-- start of Information supplied --

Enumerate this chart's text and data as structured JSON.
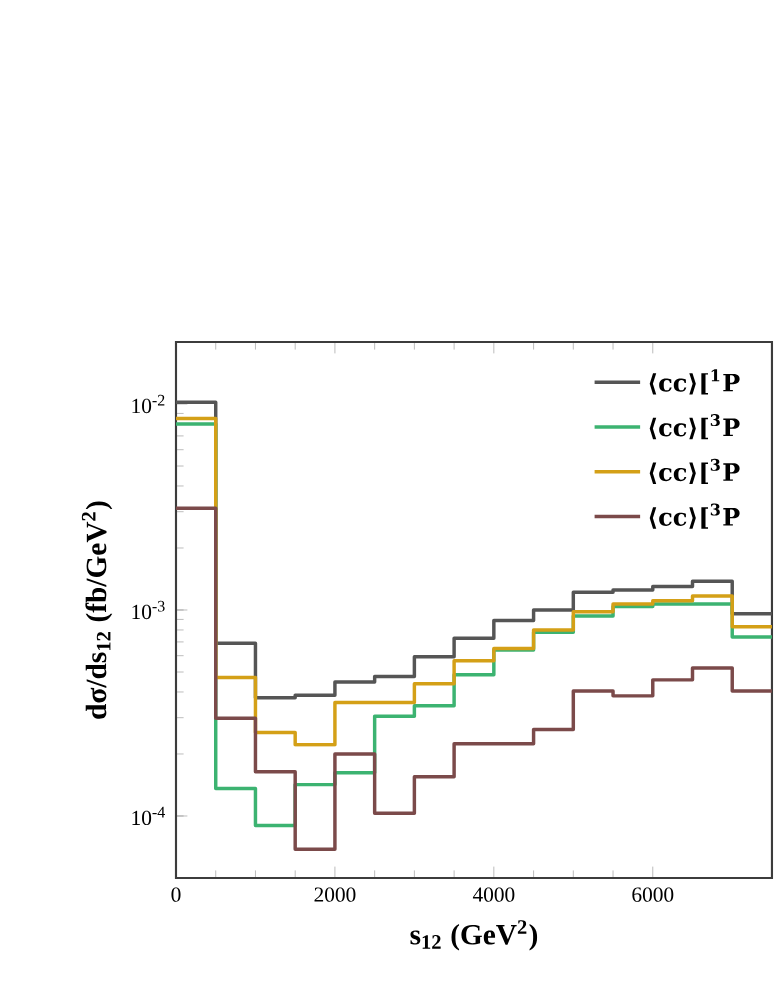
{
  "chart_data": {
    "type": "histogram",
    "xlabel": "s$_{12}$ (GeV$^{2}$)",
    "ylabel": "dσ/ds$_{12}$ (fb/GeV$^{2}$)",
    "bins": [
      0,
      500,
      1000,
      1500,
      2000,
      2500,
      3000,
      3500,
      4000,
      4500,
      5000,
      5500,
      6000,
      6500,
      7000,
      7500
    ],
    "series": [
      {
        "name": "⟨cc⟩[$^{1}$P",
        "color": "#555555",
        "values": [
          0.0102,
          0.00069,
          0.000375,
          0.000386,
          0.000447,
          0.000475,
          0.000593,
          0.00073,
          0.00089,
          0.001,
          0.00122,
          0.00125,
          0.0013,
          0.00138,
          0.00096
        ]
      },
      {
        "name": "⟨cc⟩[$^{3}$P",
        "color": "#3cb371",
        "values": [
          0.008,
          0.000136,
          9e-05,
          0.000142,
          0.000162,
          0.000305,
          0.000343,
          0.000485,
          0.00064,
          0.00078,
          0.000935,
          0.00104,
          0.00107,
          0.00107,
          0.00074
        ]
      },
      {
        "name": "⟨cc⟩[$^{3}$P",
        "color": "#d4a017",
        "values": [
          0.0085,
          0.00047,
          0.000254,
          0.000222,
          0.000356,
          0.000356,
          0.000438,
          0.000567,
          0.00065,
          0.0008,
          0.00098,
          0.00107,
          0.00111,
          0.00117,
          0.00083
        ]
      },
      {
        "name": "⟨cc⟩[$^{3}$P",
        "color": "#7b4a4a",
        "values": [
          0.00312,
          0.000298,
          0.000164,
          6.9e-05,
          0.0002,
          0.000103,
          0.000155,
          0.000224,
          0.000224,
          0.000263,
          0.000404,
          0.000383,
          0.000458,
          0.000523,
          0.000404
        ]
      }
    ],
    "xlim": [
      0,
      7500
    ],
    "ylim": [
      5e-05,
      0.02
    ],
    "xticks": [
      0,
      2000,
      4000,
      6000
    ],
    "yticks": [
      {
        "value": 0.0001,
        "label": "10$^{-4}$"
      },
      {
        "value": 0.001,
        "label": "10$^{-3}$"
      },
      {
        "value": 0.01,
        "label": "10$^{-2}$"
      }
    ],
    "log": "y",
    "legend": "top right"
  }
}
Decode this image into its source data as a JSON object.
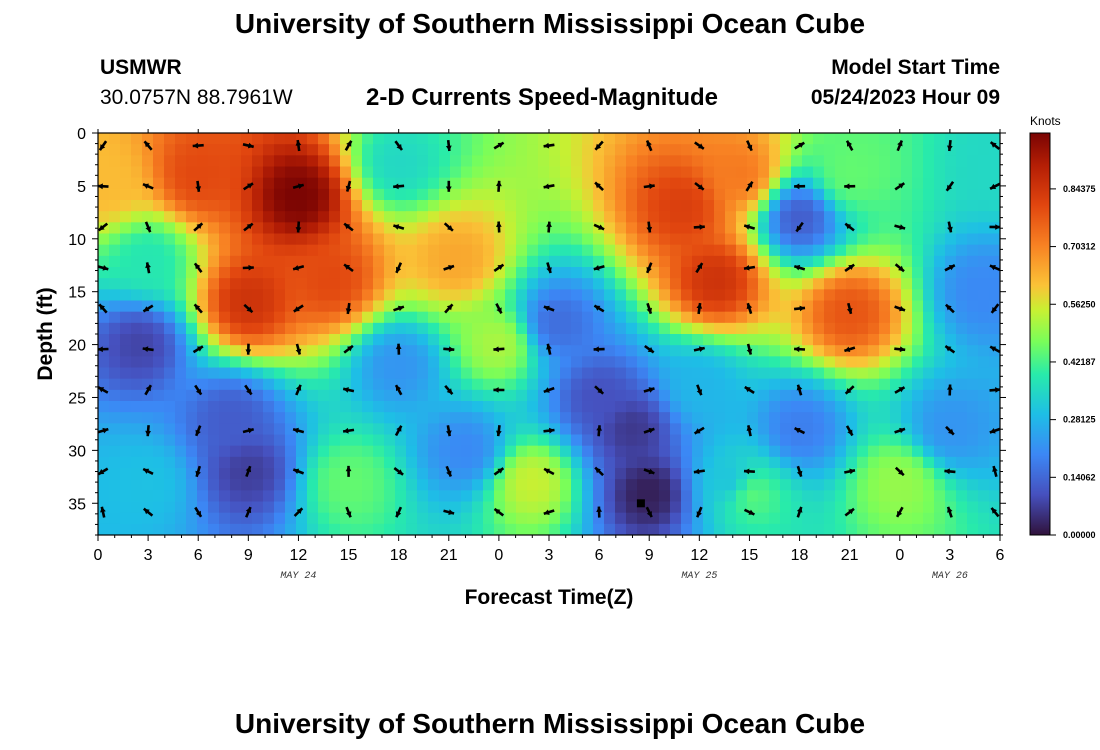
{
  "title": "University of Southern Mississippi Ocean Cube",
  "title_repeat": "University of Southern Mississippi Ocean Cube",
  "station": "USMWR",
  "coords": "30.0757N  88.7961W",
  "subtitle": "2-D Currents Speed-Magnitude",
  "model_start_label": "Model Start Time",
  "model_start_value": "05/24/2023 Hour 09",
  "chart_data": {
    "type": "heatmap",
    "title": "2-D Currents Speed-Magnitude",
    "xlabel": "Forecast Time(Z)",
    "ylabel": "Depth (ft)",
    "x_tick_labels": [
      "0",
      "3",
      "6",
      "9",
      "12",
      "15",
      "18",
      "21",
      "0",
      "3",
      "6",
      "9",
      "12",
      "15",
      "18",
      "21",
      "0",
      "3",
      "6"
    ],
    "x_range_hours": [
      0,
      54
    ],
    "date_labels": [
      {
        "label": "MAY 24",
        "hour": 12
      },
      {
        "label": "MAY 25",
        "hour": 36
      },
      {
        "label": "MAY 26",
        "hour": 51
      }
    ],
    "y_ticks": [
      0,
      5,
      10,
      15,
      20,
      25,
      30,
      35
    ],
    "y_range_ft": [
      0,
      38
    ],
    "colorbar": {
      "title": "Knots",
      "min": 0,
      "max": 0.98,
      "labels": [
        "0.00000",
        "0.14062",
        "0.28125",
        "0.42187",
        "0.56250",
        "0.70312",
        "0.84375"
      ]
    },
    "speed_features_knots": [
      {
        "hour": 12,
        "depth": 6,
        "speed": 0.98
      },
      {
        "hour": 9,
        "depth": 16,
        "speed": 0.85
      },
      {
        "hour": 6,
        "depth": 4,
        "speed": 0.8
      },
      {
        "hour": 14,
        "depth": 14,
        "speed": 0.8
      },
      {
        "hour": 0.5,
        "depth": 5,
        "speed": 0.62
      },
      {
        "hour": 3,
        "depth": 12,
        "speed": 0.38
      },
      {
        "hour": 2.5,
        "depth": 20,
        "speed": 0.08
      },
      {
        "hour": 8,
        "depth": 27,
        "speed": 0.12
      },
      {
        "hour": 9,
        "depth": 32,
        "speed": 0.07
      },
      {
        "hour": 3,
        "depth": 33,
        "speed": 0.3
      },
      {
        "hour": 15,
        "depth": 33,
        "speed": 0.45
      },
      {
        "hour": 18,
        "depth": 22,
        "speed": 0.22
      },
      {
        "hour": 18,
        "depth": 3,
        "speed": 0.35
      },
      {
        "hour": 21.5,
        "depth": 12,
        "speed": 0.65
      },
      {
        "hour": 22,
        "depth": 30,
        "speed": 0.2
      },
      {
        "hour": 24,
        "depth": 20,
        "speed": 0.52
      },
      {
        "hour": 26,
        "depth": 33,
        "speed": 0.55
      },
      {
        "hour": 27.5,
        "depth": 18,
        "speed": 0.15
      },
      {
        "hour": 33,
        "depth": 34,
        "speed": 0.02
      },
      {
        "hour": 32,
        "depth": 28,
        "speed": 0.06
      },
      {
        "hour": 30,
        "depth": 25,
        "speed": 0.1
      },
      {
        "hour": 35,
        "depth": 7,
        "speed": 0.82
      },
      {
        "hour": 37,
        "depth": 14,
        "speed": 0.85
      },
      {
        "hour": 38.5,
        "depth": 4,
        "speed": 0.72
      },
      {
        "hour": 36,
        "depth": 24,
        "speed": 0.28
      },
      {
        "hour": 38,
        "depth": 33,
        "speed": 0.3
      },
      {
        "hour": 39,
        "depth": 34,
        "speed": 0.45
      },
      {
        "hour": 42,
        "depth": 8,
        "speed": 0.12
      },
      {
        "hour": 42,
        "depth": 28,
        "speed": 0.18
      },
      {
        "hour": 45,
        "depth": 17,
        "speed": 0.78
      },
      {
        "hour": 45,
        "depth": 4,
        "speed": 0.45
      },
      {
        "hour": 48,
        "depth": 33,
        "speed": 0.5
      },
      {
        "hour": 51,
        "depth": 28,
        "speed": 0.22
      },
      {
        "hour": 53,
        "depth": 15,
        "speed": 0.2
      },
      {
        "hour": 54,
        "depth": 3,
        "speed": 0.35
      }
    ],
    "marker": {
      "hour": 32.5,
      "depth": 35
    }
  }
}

-- end of Information supplied --

◆ Request ◆
Retype the listing exactly. Pictures do not belong in the copy.

◆ Exercise result ◆
Enumerate this chart's text and data as structured JSON.
{
  "chart_data": {
    "type": "histogram",
    "xlabel": "s$_{12}$ (GeV$^{2}$)",
    "ylabel": "dσ/ds$_{12}$ (fb/GeV$^{2}$)",
    "bins": [
      0,
      500,
      1000,
      1500,
      2000,
      2500,
      3000,
      3500,
      4000,
      4500,
      5000,
      5500,
      6000,
      6500,
      7000,
      7500
    ],
    "series": [
      {
        "name": "⟨cc⟩[$^{1}$P",
        "color": "#555555",
        "values": [
          0.0102,
          0.00069,
          0.000375,
          0.000386,
          0.000447,
          0.000475,
          0.000593,
          0.00073,
          0.00089,
          0.001,
          0.00122,
          0.00125,
          0.0013,
          0.00138,
          0.00096
        ]
      },
      {
        "name": "⟨cc⟩[$^{3}$P",
        "color": "#3cb371",
        "values": [
          0.008,
          0.000136,
          9e-05,
          0.000142,
          0.000162,
          0.000305,
          0.000343,
          0.000485,
          0.00064,
          0.00078,
          0.000935,
          0.00104,
          0.00107,
          0.00107,
          0.00074
        ]
      },
      {
        "name": "⟨cc⟩[$^{3}$P",
        "color": "#d4a017",
        "values": [
          0.0085,
          0.00047,
          0.000254,
          0.000222,
          0.000356,
          0.000356,
          0.000438,
          0.000567,
          0.00065,
          0.0008,
          0.00098,
          0.00107,
          0.00111,
          0.00117,
          0.00083
        ]
      },
      {
        "name": "⟨cc⟩[$^{3}$P",
        "color": "#7b4a4a",
        "values": [
          0.00312,
          0.000298,
          0.000164,
          6.9e-05,
          0.0002,
          0.000103,
          0.000155,
          0.000224,
          0.000224,
          0.000263,
          0.000404,
          0.000383,
          0.000458,
          0.000523,
          0.000404
        ]
      }
    ],
    "xlim": [
      0,
      7500
    ],
    "ylim": [
      5e-05,
      0.02
    ],
    "xticks": [
      0,
      2000,
      4000,
      6000
    ],
    "yticks": [
      {
        "value": 0.0001,
        "label": "10$^{-4}$"
      },
      {
        "value": 0.001,
        "label": "10$^{-3}$"
      },
      {
        "value": 0.01,
        "label": "10$^{-2}$"
      }
    ],
    "log": "y",
    "legend": "top right"
  }
}
Decode this image into its source data as a JSON object.
{
  "title": "University of Southern Mississippi Ocean Cube",
  "title_repeat": "University of Southern Mississippi Ocean Cube",
  "station": "USMWR",
  "coords": "30.0757N  88.7961W",
  "subtitle": "2-D Currents Speed-Magnitude",
  "model_start_label": "Model Start Time",
  "model_start_value": "05/24/2023 Hour 09",
  "chart_data": {
    "type": "heatmap",
    "title": "2-D Currents Speed-Magnitude",
    "xlabel": "Forecast Time(Z)",
    "ylabel": "Depth (ft)",
    "x_tick_labels": [
      "0",
      "3",
      "6",
      "9",
      "12",
      "15",
      "18",
      "21",
      "0",
      "3",
      "6",
      "9",
      "12",
      "15",
      "18",
      "21",
      "0",
      "3",
      "6"
    ],
    "x_range_hours": [
      0,
      54
    ],
    "date_labels": [
      {
        "label": "MAY 24",
        "hour": 12
      },
      {
        "label": "MAY 25",
        "hour": 36
      },
      {
        "label": "MAY 26",
        "hour": 51
      }
    ],
    "y_ticks": [
      0,
      5,
      10,
      15,
      20,
      25,
      30,
      35
    ],
    "y_range_ft": [
      0,
      38
    ],
    "colorbar": {
      "title": "Knots",
      "min": 0,
      "max": 0.98,
      "labels": [
        "0.00000",
        "0.14062",
        "0.28125",
        "0.42187",
        "0.56250",
        "0.70312",
        "0.84375"
      ]
    },
    "speed_features_knots": [
      {
        "hour": 12,
        "depth": 6,
        "speed": 0.98
      },
      {
        "hour": 9,
        "depth": 16,
        "speed": 0.85
      },
      {
        "hour": 6,
        "depth": 4,
        "speed": 0.8
      },
      {
        "hour": 14,
        "depth": 14,
        "speed": 0.8
      },
      {
        "hour": 0.5,
        "depth": 5,
        "speed": 0.62
      },
      {
        "hour": 3,
        "depth": 12,
        "speed": 0.38
      },
      {
        "hour": 2.5,
        "depth": 20,
        "speed": 0.08
      },
      {
        "hour": 8,
        "depth": 27,
        "speed": 0.12
      },
      {
        "hour": 9,
        "depth": 32,
        "speed": 0.07
      },
      {
        "hour": 3,
        "depth": 33,
        "speed": 0.3
      },
      {
        "hour": 15,
        "depth": 33,
        "speed": 0.45
      },
      {
        "hour": 18,
        "depth": 22,
        "speed": 0.22
      },
      {
        "hour": 18,
        "depth": 3,
        "speed": 0.35
      },
      {
        "hour": 21.5,
        "depth": 12,
        "speed": 0.65
      },
      {
        "hour": 22,
        "depth": 30,
        "speed": 0.2
      },
      {
        "hour": 24,
        "depth": 20,
        "speed": 0.52
      },
      {
        "hour": 26,
        "depth": 33,
        "speed": 0.55
      },
      {
        "hour": 27.5,
        "depth": 18,
        "speed": 0.15
      },
      {
        "hour": 33,
        "depth": 34,
        "speed": 0.02
      },
      {
        "hour": 32,
        "depth": 28,
        "speed": 0.06
      },
      {
        "hour": 30,
        "depth": 25,
        "speed": 0.1
      },
      {
        "hour": 35,
        "depth": 7,
        "speed": 0.82
      },
      {
        "hour": 37,
        "depth": 14,
        "speed": 0.85
      },
      {
        "hour": 38.5,
        "depth": 4,
        "speed": 0.72
      },
      {
        "hour": 36,
        "depth": 24,
        "speed": 0.28
      },
      {
        "hour": 38,
        "depth": 33,
        "speed": 0.3
      },
      {
        "hour": 39,
        "depth": 34,
        "speed": 0.45
      },
      {
        "hour": 42,
        "depth": 8,
        "speed": 0.12
      },
      {
        "hour": 42,
        "depth": 28,
        "speed": 0.18
      },
      {
        "hour": 45,
        "depth": 17,
        "speed": 0.78
      },
      {
        "hour": 45,
        "depth": 4,
        "speed": 0.45
      },
      {
        "hour": 48,
        "depth": 33,
        "speed": 0.5
      },
      {
        "hour": 51,
        "depth": 28,
        "speed": 0.22
      },
      {
        "hour": 53,
        "depth": 15,
        "speed": 0.2
      },
      {
        "hour": 54,
        "depth": 3,
        "speed": 0.35
      }
    ],
    "marker": {
      "hour": 32.5,
      "depth": 35
    }
  }
}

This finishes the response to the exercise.